> _The request_
Scale the rows below by copying every line again, requests included, but leave out the pictures. In the answers, multiply each bounding-box coordinate by 0.9 and round to a whole number, with halves rounded up, and keep all other text and numbers unchanged.
Begin Provided data
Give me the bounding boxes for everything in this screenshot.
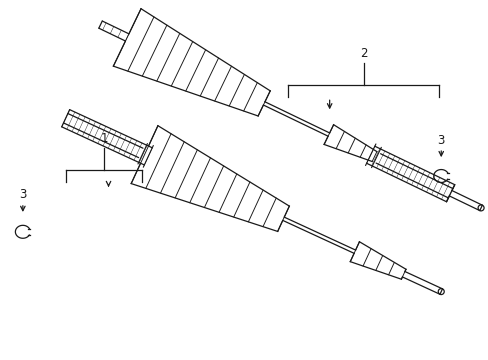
Text: 3: 3	[437, 134, 444, 147]
Text: 3: 3	[19, 188, 26, 202]
Text: 2: 2	[359, 48, 366, 60]
Text: 1: 1	[100, 132, 107, 145]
End Provided data
> _Correct result_
Give me the bounding boxes for everything in this screenshot.
Text: 3: 3	[393, 121, 400, 132]
Text: 3: 3	[17, 169, 23, 182]
Text: 2: 2	[323, 43, 329, 54]
Text: 1: 1	[90, 119, 96, 131]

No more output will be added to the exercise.